++++ Record excerpts

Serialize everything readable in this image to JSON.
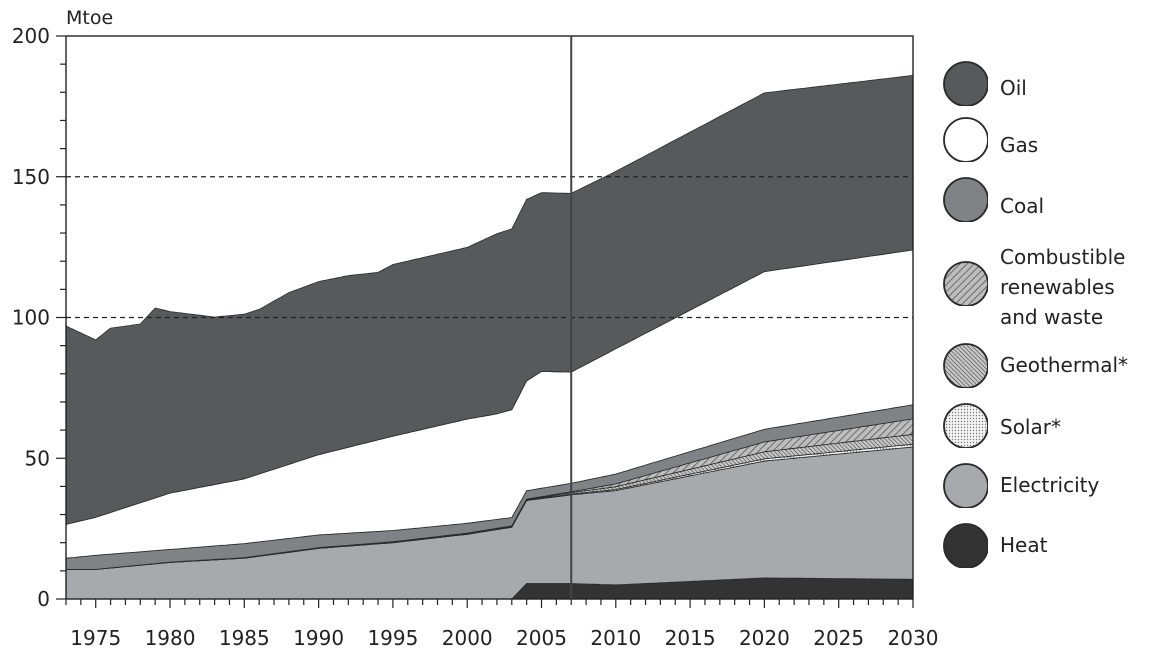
{
  "chart_data": {
    "type": "area",
    "unit_label": "Mtoe",
    "ylim": [
      0,
      200
    ],
    "y_ticks": [
      0,
      50,
      100,
      150,
      200
    ],
    "xlim": [
      1973,
      2030
    ],
    "x_ticks": [
      1975,
      1980,
      1985,
      1990,
      1995,
      2000,
      2005,
      2010,
      2015,
      2020,
      2025,
      2030
    ],
    "grid": "dashed horizontal at 100 and 150",
    "projection_divider_x": 2007,
    "legend_position": "right",
    "series": [
      {
        "name": "Heat",
        "color": "#333333",
        "x": [
          1973,
          2003,
          2004,
          2007,
          2010,
          2020,
          2030
        ],
        "values": [
          0,
          0,
          5.5,
          5.5,
          5,
          7.5,
          7
        ]
      },
      {
        "name": "Electricity",
        "color": "#a7a9ac",
        "x": [
          1973,
          1975,
          1980,
          1985,
          1990,
          1995,
          2000,
          2003,
          2004,
          2007,
          2010,
          2020,
          2030
        ],
        "values": [
          10.5,
          10.5,
          13,
          14.5,
          18,
          20,
          23,
          25.5,
          29.5,
          31.5,
          33.5,
          41.5,
          47
        ]
      },
      {
        "name": "Solar*",
        "color": "#d6d6d6",
        "x": [
          1973,
          2004,
          2007,
          2010,
          2020,
          2030
        ],
        "values": [
          0,
          0,
          0.3,
          0.4,
          0.8,
          1
        ]
      },
      {
        "name": "Geothermal*",
        "color": "#8e8e8e",
        "x": [
          1973,
          2004,
          2007,
          2010,
          2020,
          2030
        ],
        "values": [
          0,
          0.2,
          0.5,
          1,
          2.5,
          3.5
        ]
      },
      {
        "name": "Combustible renewables and waste",
        "color": "#9a9a9a",
        "x": [
          1973,
          2007,
          2010,
          2020,
          2030
        ],
        "values": [
          0,
          0.3,
          1,
          3.5,
          5.5
        ]
      },
      {
        "name": "Coal",
        "color": "#808285",
        "x": [
          1973,
          1975,
          1980,
          1985,
          1990,
          1995,
          2000,
          2003,
          2004,
          2007,
          2010,
          2020,
          2030
        ],
        "values": [
          4,
          5,
          4.5,
          5,
          4.5,
          4,
          3.5,
          3,
          3,
          3,
          3.5,
          4.5,
          5
        ]
      },
      {
        "name": "Gas",
        "color": "#ffffff",
        "x": [
          1973,
          1975,
          1980,
          1985,
          1990,
          1995,
          2000,
          2002,
          2004,
          2005,
          2007,
          2010,
          2020,
          2030
        ],
        "values": [
          12,
          13.5,
          20,
          23,
          28.5,
          33.5,
          37,
          37.5,
          39,
          41.5,
          39.5,
          44.5,
          56,
          55
        ]
      },
      {
        "name": "Oil",
        "color": "#58595b",
        "x": [
          1973,
          1975,
          1976,
          1978,
          1979,
          1980,
          1983,
          1985,
          1986,
          1988,
          1990,
          1992,
          1994,
          1995,
          1997,
          2000,
          2002,
          2004,
          2005,
          2007,
          2010,
          2020,
          2030
        ],
        "values": [
          70.5,
          63,
          65.5,
          63.5,
          67.5,
          64.5,
          59.5,
          58.5,
          58.5,
          61,
          61.5,
          61,
          59.5,
          61,
          61,
          61,
          64,
          64.5,
          63.5,
          63.5,
          63,
          63.5,
          62
        ]
      }
    ]
  }
}
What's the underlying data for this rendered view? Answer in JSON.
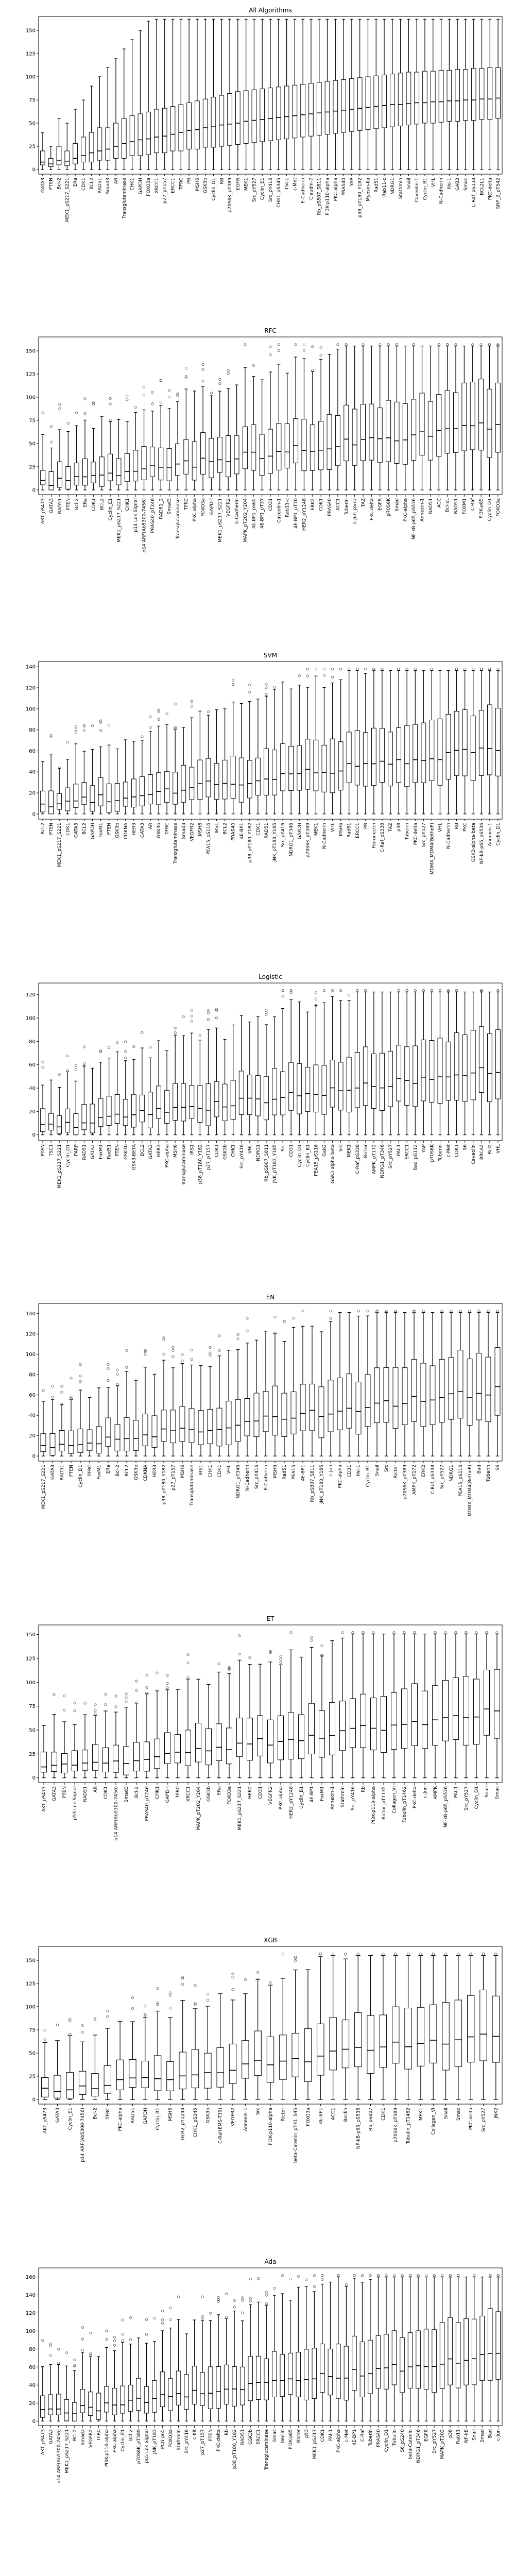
{
  "figure": {
    "panel_count": 8
  },
  "chart_data": [
    {
      "type": "boxplot",
      "title": "All Algorithms",
      "ylim": [
        -5,
        165
      ],
      "yticks": [
        0,
        25,
        50,
        75,
        100,
        125,
        150
      ],
      "categories": [
        "GATA3",
        "PTEN",
        "Bcl-2",
        "MEK1_pS217_S221",
        "ERa",
        "CDK1",
        "BCL2",
        "RAD51",
        "Smad3",
        "AR",
        "Transglutaminase",
        "CHK1",
        "GAPDH",
        "FOXO3a",
        "XRCC1",
        "p27_pT157",
        "ERCC1",
        "TFRC",
        "PR",
        "MSH6",
        "GSK3b",
        "Cyclin_D1",
        "RB",
        "p70S6K_pT389",
        "EGFR",
        "MEK1",
        "Src_pY527",
        "Cyclin_E1",
        "Src_pY416",
        "CHK1_pS345",
        "TSC1",
        "c-Met",
        "E-Cadherin",
        "Claudin-7",
        "Rb_pS807_S811",
        "PI3K-p110-alpha",
        "PKC-alpha",
        "PRAS40",
        "YAP",
        "p38_pT180_Y182",
        "Myosin-IIa",
        "Rad51",
        "Rab11-c",
        "NDRG1",
        "Stathmin",
        "Snail",
        "Caveolin-1",
        "Cyclin_B1",
        "VHL",
        "N-Cadherin",
        "PAI-1",
        "GAB2",
        "Smac",
        "C-Raf_pS338",
        "BCL2L1",
        "PKC-delta",
        "SRP_2_pT542"
      ],
      "box_stats": [
        {
          "q1": 5,
          "median": 8,
          "q3": 20,
          "whisker_low": 0,
          "whisker_high": 40
        },
        {
          "q1": 3,
          "median": 6,
          "q3": 12,
          "whisker_low": 0,
          "whisker_high": 25
        },
        {
          "q1": 5,
          "median": 10,
          "q3": 25,
          "whisker_low": 0,
          "whisker_high": 55
        },
        {
          "q1": 4,
          "median": 9,
          "q3": 20,
          "whisker_low": 0,
          "whisker_high": 50
        },
        {
          "q1": 6,
          "median": 12,
          "q3": 28,
          "whisker_low": 0,
          "whisker_high": 65
        },
        {
          "q1": 8,
          "median": 15,
          "q3": 35,
          "whisker_low": 0,
          "whisker_high": 75
        },
        {
          "q1": 8,
          "median": 18,
          "q3": 40,
          "whisker_low": 0,
          "whisker_high": 90
        },
        {
          "q1": 10,
          "median": 20,
          "q3": 45,
          "whisker_low": 0,
          "whisker_high": 100
        },
        {
          "q1": 10,
          "median": 22,
          "q3": 45,
          "whisker_low": 0,
          "whisker_high": 110
        },
        {
          "q1": 12,
          "median": 25,
          "q3": 50,
          "whisker_low": 0,
          "whisker_high": 120
        },
        {
          "q1": 12,
          "median": 28,
          "q3": 55,
          "whisker_low": 0,
          "whisker_high": 130
        },
        {
          "q1": 15,
          "median": 30,
          "q3": 58,
          "whisker_low": 0,
          "whisker_high": 140
        },
        {
          "q1": 15,
          "median": 32,
          "q3": 60,
          "whisker_low": 0,
          "whisker_high": 150
        },
        {
          "q1": 16,
          "median": 33,
          "q3": 62,
          "whisker_low": 0,
          "whisker_high": 160
        },
        {
          "q1": 18,
          "median": 35,
          "q3": 65,
          "whisker_low": 0,
          "whisker_high": 162
        },
        {
          "q1": 18,
          "median": 36,
          "q3": 66,
          "whisker_low": 0,
          "whisker_high": 162
        },
        {
          "q1": 20,
          "median": 38,
          "q3": 68,
          "whisker_low": 0,
          "whisker_high": 162
        },
        {
          "q1": 20,
          "median": 40,
          "q3": 70,
          "whisker_low": 0,
          "whisker_high": 162
        },
        {
          "q1": 22,
          "median": 42,
          "q3": 72,
          "whisker_low": 0,
          "whisker_high": 162
        },
        {
          "q1": 22,
          "median": 43,
          "q3": 74,
          "whisker_low": 0,
          "whisker_high": 162
        },
        {
          "q1": 24,
          "median": 45,
          "q3": 76,
          "whisker_low": 0,
          "whisker_high": 162
        },
        {
          "q1": 24,
          "median": 46,
          "q3": 78,
          "whisker_low": 0,
          "whisker_high": 162
        },
        {
          "q1": 25,
          "median": 48,
          "q3": 80,
          "whisker_low": 0,
          "whisker_high": 162
        },
        {
          "q1": 26,
          "median": 49,
          "q3": 82,
          "whisker_low": 0,
          "whisker_high": 162
        },
        {
          "q1": 27,
          "median": 50,
          "q3": 84,
          "whisker_low": 0,
          "whisker_high": 162
        },
        {
          "q1": 28,
          "median": 52,
          "q3": 85,
          "whisker_low": 0,
          "whisker_high": 162
        },
        {
          "q1": 29,
          "median": 53,
          "q3": 86,
          "whisker_low": 0,
          "whisker_high": 162
        },
        {
          "q1": 30,
          "median": 54,
          "q3": 87,
          "whisker_low": 0,
          "whisker_high": 162
        },
        {
          "q1": 31,
          "median": 55,
          "q3": 88,
          "whisker_low": 0,
          "whisker_high": 162
        },
        {
          "q1": 32,
          "median": 56,
          "q3": 89,
          "whisker_low": 0,
          "whisker_high": 162
        },
        {
          "q1": 33,
          "median": 57,
          "q3": 90,
          "whisker_low": 0,
          "whisker_high": 162
        },
        {
          "q1": 34,
          "median": 58,
          "q3": 91,
          "whisker_low": 0,
          "whisker_high": 162
        },
        {
          "q1": 35,
          "median": 59,
          "q3": 92,
          "whisker_low": 0,
          "whisker_high": 162
        },
        {
          "q1": 36,
          "median": 60,
          "q3": 93,
          "whisker_low": 0,
          "whisker_high": 162
        },
        {
          "q1": 37,
          "median": 61,
          "q3": 94,
          "whisker_low": 0,
          "whisker_high": 162
        },
        {
          "q1": 38,
          "median": 62,
          "q3": 95,
          "whisker_low": 0,
          "whisker_high": 162
        },
        {
          "q1": 39,
          "median": 63,
          "q3": 96,
          "whisker_low": 0,
          "whisker_high": 162
        },
        {
          "q1": 40,
          "median": 64,
          "q3": 97,
          "whisker_low": 0,
          "whisker_high": 162
        },
        {
          "q1": 41,
          "median": 65,
          "q3": 98,
          "whisker_low": 0,
          "whisker_high": 162
        },
        {
          "q1": 42,
          "median": 66,
          "q3": 99,
          "whisker_low": 0,
          "whisker_high": 162
        },
        {
          "q1": 43,
          "median": 67,
          "q3": 100,
          "whisker_low": 0,
          "whisker_high": 162
        },
        {
          "q1": 44,
          "median": 68,
          "q3": 101,
          "whisker_low": 0,
          "whisker_high": 162
        },
        {
          "q1": 45,
          "median": 69,
          "q3": 102,
          "whisker_low": 0,
          "whisker_high": 162
        },
        {
          "q1": 46,
          "median": 70,
          "q3": 103,
          "whisker_low": 0,
          "whisker_high": 162
        },
        {
          "q1": 47,
          "median": 70,
          "q3": 104,
          "whisker_low": 0,
          "whisker_high": 162
        },
        {
          "q1": 48,
          "median": 71,
          "q3": 105,
          "whisker_low": 0,
          "whisker_high": 162
        },
        {
          "q1": 49,
          "median": 72,
          "q3": 105,
          "whisker_low": 0,
          "whisker_high": 162
        },
        {
          "q1": 50,
          "median": 72,
          "q3": 106,
          "whisker_low": 0,
          "whisker_high": 162
        },
        {
          "q1": 50,
          "median": 73,
          "q3": 106,
          "whisker_low": 0,
          "whisker_high": 162
        },
        {
          "q1": 51,
          "median": 73,
          "q3": 107,
          "whisker_low": 0,
          "whisker_high": 162
        },
        {
          "q1": 52,
          "median": 74,
          "q3": 107,
          "whisker_low": 0,
          "whisker_high": 162
        },
        {
          "q1": 52,
          "median": 74,
          "q3": 108,
          "whisker_low": 0,
          "whisker_high": 162
        },
        {
          "q1": 53,
          "median": 75,
          "q3": 108,
          "whisker_low": 0,
          "whisker_high": 162
        },
        {
          "q1": 53,
          "median": 75,
          "q3": 109,
          "whisker_low": 0,
          "whisker_high": 162
        },
        {
          "q1": 54,
          "median": 76,
          "q3": 109,
          "whisker_low": 0,
          "whisker_high": 162
        },
        {
          "q1": 54,
          "median": 76,
          "q3": 110,
          "whisker_low": 0,
          "whisker_high": 162
        },
        {
          "q1": 55,
          "median": 77,
          "q3": 110,
          "whisker_low": 0,
          "whisker_high": 162
        }
      ]
    },
    {
      "type": "boxplot",
      "title": "RFC",
      "ylim": [
        -5,
        165
      ],
      "yticks": [
        0,
        25,
        50,
        75,
        100,
        125,
        150
      ],
      "categories": [
        "AKT_pS473",
        "GATA3",
        "RAD51",
        "PTEN",
        "Bcl-2",
        "ERa",
        "CDK1",
        "BCL2",
        "Cyclin_E1",
        "MEK1_pS217_S221",
        "CHK1",
        "p14 Lck Signal",
        "p14 ARF(Ab5300-7456)",
        "PRAS40_pT246",
        "RAD51_2",
        "Smad3",
        "Transglutaminase",
        "TFRC",
        "PKC-alpha",
        "FOXO3a",
        "GAPDH",
        "MEK1_pS217_S221",
        "VEGFR2",
        "E-Cadherin",
        "MAPK_pT202_Y204",
        "4E-BP1_pS65",
        "4E-BP1_pT37",
        "CD31",
        "Caveolin-1",
        "Rab11-c",
        "4E-BP1_pT70",
        "HER2_pY1248",
        "ERK2",
        "CDK1",
        "PRAS40",
        "ACC1",
        "Tuberin",
        "c-Jun_pS73",
        "TAZ",
        "PKC-delta",
        "EGFR",
        "p70S6K",
        "Smad",
        "PKC-alpha",
        "NF-kB-p65_pS536",
        "Annexin-1",
        "RAD51",
        "ACC",
        "Bcl-xL",
        "RAD51",
        "FOXM1",
        "C-Raf",
        "PI3K-p85",
        "Cyclin_D1",
        "FOXO3a"
      ],
      "box_stats": []
    },
    {
      "type": "boxplot",
      "title": "SVM",
      "ylim": [
        -5,
        145
      ],
      "yticks": [
        0,
        20,
        40,
        60,
        80,
        100,
        120,
        140
      ],
      "categories": [
        "Bcl-2",
        "PTEN",
        "MEK1_pS217_S221",
        "CDK1",
        "GATA3",
        "BCL2",
        "GAPDH",
        "FoxM1",
        "PTEN",
        "GSK3b",
        "CDKNA",
        "HER3",
        "GATA3",
        "AR",
        "GSK3b",
        "TFRC",
        "Transglutaminase",
        "Smad3",
        "VEGFR2",
        "MSH6",
        "PEA15_pS116",
        "IRS1",
        "BCL2",
        "PRAS40",
        "4E-BP1",
        "p38_pT180_Y182",
        "CDK1",
        "RAD51",
        "JNK_pT183_Y185",
        "Src_pY416",
        "NDRG1_pT346",
        "GAPDH",
        "p70S6K_pT389",
        "MEK1",
        "N-Cadherin",
        "VHL",
        "MSH6",
        "Rad51",
        "ERCC1",
        "PR",
        "Fibronectin",
        "C-Raf_pS338",
        "TAZ",
        "p38",
        "Tuberin",
        "PKC-delta",
        "Src_pY527",
        "MDMX_MDM4(BetheP)",
        "VHL",
        "N-Cadherin",
        "RB",
        "PKC",
        "GSK3-alpha-beta",
        "NF-kB-p65_pS536",
        "Annexin-1",
        "Cyclin_D1"
      ],
      "box_stats": []
    },
    {
      "type": "boxplot",
      "title": "Logistic",
      "ylim": [
        -5,
        130
      ],
      "yticks": [
        0,
        20,
        40,
        60,
        80,
        100,
        120
      ],
      "categories": [
        "PTEN",
        "TSC1",
        "MEK1_pS217_S221",
        "Cyclin_D1",
        "PARP",
        "RAD51",
        "GATA3",
        "FoxM1",
        "Rad51",
        "PTEN",
        "GSK3b",
        "GSK3-BETA",
        "BCL2",
        "GATA3",
        "HER3",
        "PKC-alpha",
        "MSH6",
        "Transglutaminase",
        "IRS1",
        "p38_pT180_Y182",
        "p27_pT157",
        "CDK1",
        "GSK3b",
        "CHK1",
        "Src_pY416",
        "VHL",
        "NDRG1",
        "Rb_pS807_S811",
        "JNK_pT183_Y185",
        "Src",
        "CD31",
        "Cyclin_D1",
        "Cyclin_B1",
        "PEA15_pS116",
        "Gab2",
        "GSK3-alpha-beta",
        "Src",
        "MEK1",
        "C-Raf_pS338",
        "Rictor",
        "AMPK_pT172",
        "NDRG1_pT346",
        "Src_pY527",
        "PAI-1",
        "ERCC1",
        "Bad_pS112",
        "YAP",
        "p70S6K",
        "Tuberin",
        "c-Met",
        "CDK1",
        "S6",
        "Caveolin",
        "BRCA2",
        "Bcl2",
        "VHL"
      ],
      "box_stats": []
    },
    {
      "type": "boxplot",
      "title": "EN",
      "ylim": [
        -5,
        150
      ],
      "yticks": [
        0,
        20,
        40,
        60,
        80,
        100,
        120,
        140
      ],
      "categories": [
        "MEK1_pS217_S221",
        "GATA3",
        "RAD51",
        "PTEN",
        "Cyclin_D1",
        "TFRC",
        "FoxM1",
        "ERa",
        "Bcl-2",
        "BCL2",
        "GSK3b",
        "CDKNA",
        "HER3",
        "p38_pT180_Y182",
        "p27_pT157",
        "MSH6",
        "Transglutaminase",
        "IRS1",
        "CHK1",
        "CDK1",
        "VHL",
        "NDRG1_pT346",
        "N-Cadherin",
        "Src_pY416",
        "E-Cadherin",
        "MSH6",
        "Rad51",
        "PEA15",
        "4E-BP1",
        "Rb_pS807_S811",
        "JNK_pT183_Y185",
        "c-Jun",
        "PKC-alpha",
        "CD31",
        "PAI-1",
        "Cyclin_B1",
        "Snail",
        "Src",
        "Rictor",
        "p70S6K_pT389",
        "AMPK_pT172",
        "ERK2",
        "C-Raf_pS338",
        "Src_pY527",
        "NDRG1",
        "PEA15_pS116",
        "MDMX_MDM4(BetheP)",
        "Bad",
        "Tuberin",
        "S6"
      ],
      "box_stats": []
    },
    {
      "type": "boxplot",
      "title": "ET",
      "ylim": [
        -5,
        160
      ],
      "yticks": [
        0,
        25,
        50,
        75,
        100,
        125,
        150
      ],
      "categories": [
        "AKT_pS473",
        "GATA3",
        "PTEN",
        "p53 Lck Signal",
        "RAD51",
        "AR",
        "CDK1",
        "p14 ARF(Ab5300-7456)",
        "Smad3",
        "Bcl-2",
        "PRAS40_pT246",
        "CHK1",
        "GAPDH",
        "TFRC",
        "XRCC1",
        "MAPK_pT202_Y204",
        "GSK3b",
        "ERa",
        "FOXO3a",
        "MEK1_pS217_S221",
        "HER2",
        "CD31",
        "VEGFR2",
        "PKC-alpha",
        "HER2_pY1248",
        "Cyclin_B1",
        "4E-BP1",
        "FoxM1",
        "Annexin-1",
        "Stathmin",
        "Src_pY416",
        "Rb",
        "PI3K-p110-alpha",
        "Rictor_pT1135",
        "Collagen_VI",
        "Tubulin_pT1462",
        "PKC-delta",
        "c-Jun",
        "AMPK",
        "NF-kB-p65_pS536",
        "PAI-1",
        "Src_pY527",
        "Cyclin_D1",
        "Snail",
        "Smac"
      ],
      "box_stats": []
    },
    {
      "type": "boxplot",
      "title": "XGB",
      "ylim": [
        -5,
        165
      ],
      "yticks": [
        0,
        25,
        50,
        75,
        100,
        125,
        150
      ],
      "categories": [
        "AKT_pS473",
        "GATA3",
        "Cyclin_E1",
        "p14 ARF(Ab5300-7456)",
        "Bcl-2",
        "TFRC",
        "PKC-alpha",
        "RAD51",
        "GAPDH",
        "Cyclin_B1",
        "MSH6",
        "HER2_pY1248",
        "CHK1_pS345",
        "GSK3b",
        "C-Raf(EMS-T39)",
        "VEGFR2",
        "Annexin-1",
        "Src",
        "PI3K-p110-alpha",
        "Rictor",
        "beta-Catenin_pT41_S45",
        "FOXO3a",
        "4E-BP1",
        "ACC1",
        "Beclin",
        "NF-kB-p65_pS536",
        "Rb_pS807",
        "CDK1",
        "p70S6K_pT389",
        "Tubulin_pT1462",
        "MEK1",
        "Collagen_VI",
        "Snail",
        "Smac",
        "PKC-delta",
        "Src_pY527",
        "JNK2"
      ],
      "box_stats": []
    },
    {
      "type": "boxplot",
      "title": "Ada",
      "ylim": [
        -5,
        170
      ],
      "yticks": [
        0,
        20,
        40,
        60,
        80,
        100,
        120,
        140,
        160
      ],
      "categories": [
        "AKT_pS473",
        "GATA3",
        "p14 ARF(Ab5300-7456)",
        "MEK1_pS217_S221",
        "BCL2",
        "Smad3",
        "VEGFR2",
        "TFRC",
        "PI3K-p110-alpha",
        "PKC-alpha",
        "Cyclin_E1",
        "Bcl-2",
        "p70S6K_pT389",
        "p65 Lck Signal",
        "JNK_pT183",
        "PCB-p65",
        "FOXO3a",
        "Stathmin",
        "Src_pY416",
        "c-Kit",
        "p27_pT157",
        "PTEN",
        "PKC-delta",
        "Rb",
        "p38_pT180_Y182",
        "RAD51",
        "GSK3b",
        "ERCC1",
        "Transglutaminase",
        "Smac",
        "Beclin",
        "PI3K-p85",
        "Rictor",
        "p53",
        "MEK1_pS217",
        "CDK1",
        "PAI-1",
        "PKC-alpha",
        "c-Met",
        "4E-BP1",
        "C-Raf",
        "Tuberin",
        "PRAS40",
        "Cyclin_D1",
        "Tubulin",
        "S6_pS240",
        "beta-Catenin",
        "NDRG1_pT346",
        "EGFR",
        "Src_pY527",
        "MAPK_pT202",
        "p38",
        "Rab11",
        "NF-kB",
        "Snail",
        "Smad",
        "Bad",
        "c-Jun"
      ],
      "box_stats": []
    }
  ]
}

++++++++

#### What is asked:
Filter the entries down to the lines with the word "this" in them.

#### Expected answer:
Serialize everything readable in this image to JSON.
What's the underlying data for this rendered view? Answer in JSON.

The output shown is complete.